··· Data for the task ···

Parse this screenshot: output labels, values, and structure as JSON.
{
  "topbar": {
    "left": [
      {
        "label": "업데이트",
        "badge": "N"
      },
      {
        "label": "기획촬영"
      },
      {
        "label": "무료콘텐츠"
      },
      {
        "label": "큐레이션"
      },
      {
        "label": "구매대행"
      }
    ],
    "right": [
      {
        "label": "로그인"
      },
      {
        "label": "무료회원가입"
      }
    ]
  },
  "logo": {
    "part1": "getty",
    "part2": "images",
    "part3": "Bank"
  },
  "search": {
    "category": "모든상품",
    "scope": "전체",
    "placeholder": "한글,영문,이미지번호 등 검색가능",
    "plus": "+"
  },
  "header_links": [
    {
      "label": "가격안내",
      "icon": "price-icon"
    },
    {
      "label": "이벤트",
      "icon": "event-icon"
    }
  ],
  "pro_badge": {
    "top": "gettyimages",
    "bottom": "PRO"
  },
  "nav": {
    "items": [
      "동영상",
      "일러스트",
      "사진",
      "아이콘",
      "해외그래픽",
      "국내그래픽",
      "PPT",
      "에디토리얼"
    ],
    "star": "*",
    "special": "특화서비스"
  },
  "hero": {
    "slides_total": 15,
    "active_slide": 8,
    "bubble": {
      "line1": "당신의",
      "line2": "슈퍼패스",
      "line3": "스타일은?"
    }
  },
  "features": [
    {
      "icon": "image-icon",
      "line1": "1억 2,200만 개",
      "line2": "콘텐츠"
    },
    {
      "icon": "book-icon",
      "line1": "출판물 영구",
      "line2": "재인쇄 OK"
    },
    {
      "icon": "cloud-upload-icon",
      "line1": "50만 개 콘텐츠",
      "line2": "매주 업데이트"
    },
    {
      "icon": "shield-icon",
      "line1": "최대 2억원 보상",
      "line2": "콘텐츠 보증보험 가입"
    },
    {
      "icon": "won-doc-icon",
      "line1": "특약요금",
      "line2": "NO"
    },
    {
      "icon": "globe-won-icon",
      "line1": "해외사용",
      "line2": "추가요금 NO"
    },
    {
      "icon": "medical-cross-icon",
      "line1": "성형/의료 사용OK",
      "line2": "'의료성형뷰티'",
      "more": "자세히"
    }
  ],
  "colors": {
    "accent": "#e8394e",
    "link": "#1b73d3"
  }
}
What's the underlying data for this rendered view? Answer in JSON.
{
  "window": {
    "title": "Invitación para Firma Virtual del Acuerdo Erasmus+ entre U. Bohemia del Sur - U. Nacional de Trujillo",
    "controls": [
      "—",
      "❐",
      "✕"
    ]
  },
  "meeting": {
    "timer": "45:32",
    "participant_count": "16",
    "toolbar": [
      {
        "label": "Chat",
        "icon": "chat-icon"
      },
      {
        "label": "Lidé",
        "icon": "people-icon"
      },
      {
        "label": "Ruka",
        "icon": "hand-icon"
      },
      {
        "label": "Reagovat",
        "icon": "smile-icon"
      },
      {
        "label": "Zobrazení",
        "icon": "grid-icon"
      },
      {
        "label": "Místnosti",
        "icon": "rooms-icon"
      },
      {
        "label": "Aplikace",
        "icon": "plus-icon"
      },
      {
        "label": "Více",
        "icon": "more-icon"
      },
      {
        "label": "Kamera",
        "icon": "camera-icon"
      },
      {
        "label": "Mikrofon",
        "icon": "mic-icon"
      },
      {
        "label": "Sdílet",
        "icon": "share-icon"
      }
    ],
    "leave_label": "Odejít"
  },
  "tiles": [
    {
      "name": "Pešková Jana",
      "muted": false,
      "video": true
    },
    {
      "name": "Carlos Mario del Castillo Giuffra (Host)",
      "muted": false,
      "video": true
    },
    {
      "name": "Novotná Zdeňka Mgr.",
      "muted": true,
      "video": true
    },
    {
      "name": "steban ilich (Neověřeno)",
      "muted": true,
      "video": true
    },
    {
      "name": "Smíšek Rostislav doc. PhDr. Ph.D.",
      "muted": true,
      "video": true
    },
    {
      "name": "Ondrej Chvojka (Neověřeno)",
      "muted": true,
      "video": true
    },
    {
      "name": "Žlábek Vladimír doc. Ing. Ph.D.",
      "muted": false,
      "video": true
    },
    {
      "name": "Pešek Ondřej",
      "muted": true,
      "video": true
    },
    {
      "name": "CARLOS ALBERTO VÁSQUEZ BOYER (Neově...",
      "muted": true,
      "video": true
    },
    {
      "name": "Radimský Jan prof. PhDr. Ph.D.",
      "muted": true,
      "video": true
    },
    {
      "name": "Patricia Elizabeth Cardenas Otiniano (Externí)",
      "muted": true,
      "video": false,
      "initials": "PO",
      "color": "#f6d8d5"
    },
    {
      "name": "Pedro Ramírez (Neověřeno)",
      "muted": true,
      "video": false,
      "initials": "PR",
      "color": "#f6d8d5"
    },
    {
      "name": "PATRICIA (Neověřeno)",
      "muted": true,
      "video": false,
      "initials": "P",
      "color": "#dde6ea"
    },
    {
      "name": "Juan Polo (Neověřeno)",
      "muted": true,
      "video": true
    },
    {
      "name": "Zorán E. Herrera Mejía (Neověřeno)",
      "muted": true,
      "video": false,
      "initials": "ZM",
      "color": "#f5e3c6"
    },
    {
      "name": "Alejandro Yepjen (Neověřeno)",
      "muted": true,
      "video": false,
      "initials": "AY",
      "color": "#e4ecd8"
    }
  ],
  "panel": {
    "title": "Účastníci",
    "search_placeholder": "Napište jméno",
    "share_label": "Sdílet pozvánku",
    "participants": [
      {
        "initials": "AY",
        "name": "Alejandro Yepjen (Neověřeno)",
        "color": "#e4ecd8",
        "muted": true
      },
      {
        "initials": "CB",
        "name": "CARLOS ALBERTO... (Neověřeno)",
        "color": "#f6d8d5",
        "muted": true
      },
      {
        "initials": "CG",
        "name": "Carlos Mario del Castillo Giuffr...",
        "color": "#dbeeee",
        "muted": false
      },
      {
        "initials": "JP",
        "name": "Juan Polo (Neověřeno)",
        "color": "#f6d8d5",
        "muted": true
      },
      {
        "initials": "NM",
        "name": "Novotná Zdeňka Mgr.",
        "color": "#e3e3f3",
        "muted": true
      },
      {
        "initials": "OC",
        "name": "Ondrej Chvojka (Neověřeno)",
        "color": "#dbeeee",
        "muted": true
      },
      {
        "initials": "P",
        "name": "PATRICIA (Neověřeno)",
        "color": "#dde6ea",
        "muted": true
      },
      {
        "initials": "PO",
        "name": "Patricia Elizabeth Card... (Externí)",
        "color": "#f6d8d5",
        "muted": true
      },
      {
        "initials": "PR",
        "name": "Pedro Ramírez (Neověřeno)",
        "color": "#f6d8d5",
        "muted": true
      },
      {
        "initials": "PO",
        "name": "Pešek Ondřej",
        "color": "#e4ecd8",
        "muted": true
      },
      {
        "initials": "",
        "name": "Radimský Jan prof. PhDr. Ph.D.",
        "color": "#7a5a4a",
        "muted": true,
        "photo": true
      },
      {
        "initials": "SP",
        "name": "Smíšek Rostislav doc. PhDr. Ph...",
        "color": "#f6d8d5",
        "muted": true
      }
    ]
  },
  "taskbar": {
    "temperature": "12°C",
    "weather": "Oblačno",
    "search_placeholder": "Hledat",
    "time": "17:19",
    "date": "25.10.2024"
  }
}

···

- Task to carry out
Copy all the records above precisely.

- Written solution
Parse this screenshot: output labels, values, and structure as JSON.
{
  "topbar": {
    "left": [
      {
        "label": "업데이트",
        "badge": "N"
      },
      {
        "label": "기획촬영"
      },
      {
        "label": "무료콘텐츠"
      },
      {
        "label": "큐레이션"
      },
      {
        "label": "구매대행"
      }
    ],
    "right": [
      {
        "label": "로그인"
      },
      {
        "label": "무료회원가입"
      }
    ]
  },
  "logo": {
    "part1": "getty",
    "part2": "images",
    "part3": "Bank"
  },
  "search": {
    "category": "모든상품",
    "scope": "전체",
    "placeholder": "한글,영문,이미지번호 등 검색가능",
    "plus": "+"
  },
  "header_links": [
    {
      "label": "가격안내",
      "icon": "price-icon"
    },
    {
      "label": "이벤트",
      "icon": "event-icon"
    }
  ],
  "pro_badge": {
    "top": "gettyimages",
    "bottom": "PRO"
  },
  "nav": {
    "items": [
      "동영상",
      "일러스트",
      "사진",
      "아이콘",
      "해외그래픽",
      "국내그래픽",
      "PPT",
      "에디토리얼"
    ],
    "star": "*",
    "special": "특화서비스"
  },
  "hero": {
    "slides_total": 15,
    "active_slide": 8,
    "bubble": {
      "line1": "당신의",
      "line2": "슈퍼패스",
      "line3": "스타일은?"
    }
  },
  "features": [
    {
      "icon": "image-icon",
      "line1": "1억 2,200만 개",
      "line2": "콘텐츠"
    },
    {
      "icon": "book-icon",
      "line1": "출판물 영구",
      "line2": "재인쇄 OK"
    },
    {
      "icon": "cloud-upload-icon",
      "line1": "50만 개 콘텐츠",
      "line2": "매주 업데이트"
    },
    {
      "icon": "shield-icon",
      "line1": "최대 2억원 보상",
      "line2": "콘텐츠 보증보험 가입"
    },
    {
      "icon": "won-doc-icon",
      "line1": "특약요금",
      "line2": "NO"
    },
    {
      "icon": "globe-won-icon",
      "line1": "해외사용",
      "line2": "추가요금 NO"
    },
    {
      "icon": "medical-cross-icon",
      "line1": "성형/의료 사용OK",
      "line2": "'의료성형뷰티'",
      "more": "자세히"
    }
  ],
  "colors": {
    "accent": "#e8394e",
    "link": "#1b73d3"
  }
}
What's the underlying data for this rendered view? Answer in JSON.
{
  "window": {
    "title": "Invitación para Firma Virtual del Acuerdo Erasmus+ entre U. Bohemia del Sur - U. Nacional de Trujillo",
    "controls": [
      "—",
      "❐",
      "✕"
    ]
  },
  "meeting": {
    "timer": "45:32",
    "participant_count": "16",
    "toolbar": [
      {
        "label": "Chat",
        "icon": "chat-icon"
      },
      {
        "label": "Lidé",
        "icon": "people-icon"
      },
      {
        "label": "Ruka",
        "icon": "hand-icon"
      },
      {
        "label": "Reagovat",
        "icon": "smile-icon"
      },
      {
        "label": "Zobrazení",
        "icon": "grid-icon"
      },
      {
        "label": "Místnosti",
        "icon": "rooms-icon"
      },
      {
        "label": "Aplikace",
        "icon": "plus-icon"
      },
      {
        "label": "Více",
        "icon": "more-icon"
      },
      {
        "label": "Kamera",
        "icon": "camera-icon"
      },
      {
        "label": "Mikrofon",
        "icon": "mic-icon"
      },
      {
        "label": "Sdílet",
        "icon": "share-icon"
      }
    ],
    "leave_label": "Odejít"
  },
  "tiles": [
    {
      "name": "Pešková Jana",
      "muted": false,
      "video": true
    },
    {
      "name": "Carlos Mario del Castillo Giuffra (Host)",
      "muted": false,
      "video": true
    },
    {
      "name": "Novotná Zdeňka Mgr.",
      "muted": true,
      "video": true
    },
    {
      "name": "steban ilich (Neověřeno)",
      "muted": true,
      "video": true
    },
    {
      "name": "Smíšek Rostislav doc. PhDr. Ph.D.",
      "muted": true,
      "video": true
    },
    {
      "name": "Ondrej Chvojka (Neověřeno)",
      "muted": true,
      "video": true
    },
    {
      "name": "Žlábek Vladimír doc. Ing. Ph.D.",
      "muted": false,
      "video": true
    },
    {
      "name": "Pešek Ondřej",
      "muted": true,
      "video": true
    },
    {
      "name": "CARLOS ALBERTO VÁSQUEZ BOYER (Neově...",
      "muted": true,
      "video": true
    },
    {
      "name": "Radimský Jan prof. PhDr. Ph.D.",
      "muted": true,
      "video": true
    },
    {
      "name": "Patricia Elizabeth Cardenas Otiniano (Externí)",
      "muted": true,
      "video": false,
      "initials": "PO",
      "color": "#f6d8d5"
    },
    {
      "name": "Pedro Ramírez (Neověřeno)",
      "muted": true,
      "video": false,
      "initials": "PR",
      "color": "#f6d8d5"
    },
    {
      "name": "PATRICIA (Neověřeno)",
      "muted": true,
      "video": false,
      "initials": "P",
      "color": "#dde6ea"
    },
    {
      "name": "Juan Polo (Neověřeno)",
      "muted": true,
      "video": true
    },
    {
      "name": "Zorán E. Herrera Mejía (Neověřeno)",
      "muted": true,
      "video": false,
      "initials": "ZM",
      "color": "#f5e3c6"
    },
    {
      "name": "Alejandro Yepjen (Neověřeno)",
      "muted": true,
      "video": false,
      "initials": "AY",
      "color": "#e4ecd8"
    }
  ],
  "panel": {
    "title": "Účastníci",
    "search_placeholder": "Napište jméno",
    "share_label": "Sdílet pozvánku",
    "participants": [
      {
        "initials": "AY",
        "name": "Alejandro Yepjen (Neověřeno)",
        "color": "#e4ecd8",
        "muted": true
      },
      {
        "initials": "CB",
        "name": "CARLOS ALBERTO... (Neověřeno)",
        "color": "#f6d8d5",
        "muted": true
      },
      {
        "initials": "CG",
        "name": "Carlos Mario del Castillo Giuffr...",
        "color": "#dbeeee",
        "muted": false
      },
      {
        "initials": "JP",
        "name": "Juan Polo (Neověřeno)",
        "color": "#f6d8d5",
        "muted": true
      },
      {
        "initials": "NM",
        "name": "Novotná Zdeňka Mgr.",
        "color": "#e3e3f3",
        "muted": true
      },
      {
        "initials": "OC",
        "name": "Ondrej Chvojka (Neověřeno)",
        "color": "#dbeeee",
        "muted": true
      },
      {
        "initials": "P",
        "name": "PATRICIA (Neověřeno)",
        "color": "#dde6ea",
        "muted": true
      },
      {
        "initials": "PO",
        "name": "Patricia Elizabeth Card... (Externí)",
        "color": "#f6d8d5",
        "muted": true
      },
      {
        "initials": "PR",
        "name": "Pedro Ramírez (Neověřeno)",
        "color": "#f6d8d5",
        "muted": true
      },
      {
        "initials": "PO",
        "name": "Pešek Ondřej",
        "color": "#e4ecd8",
        "muted": true
      },
      {
        "initials": "",
        "name": "Radimský Jan prof. PhDr. Ph.D.",
        "color": "#7a5a4a",
        "muted": true,
        "photo": true
      },
      {
        "initials": "SP",
        "name": "Smíšek Rostislav doc. PhDr. Ph...",
        "color": "#f6d8d5",
        "muted": true
      }
    ]
  },
  "taskbar": {
    "temperature": "12°C",
    "weather": "Oblačno",
    "search_placeholder": "Hledat",
    "time": "17:19",
    "date": "25.10.2024"
  }
}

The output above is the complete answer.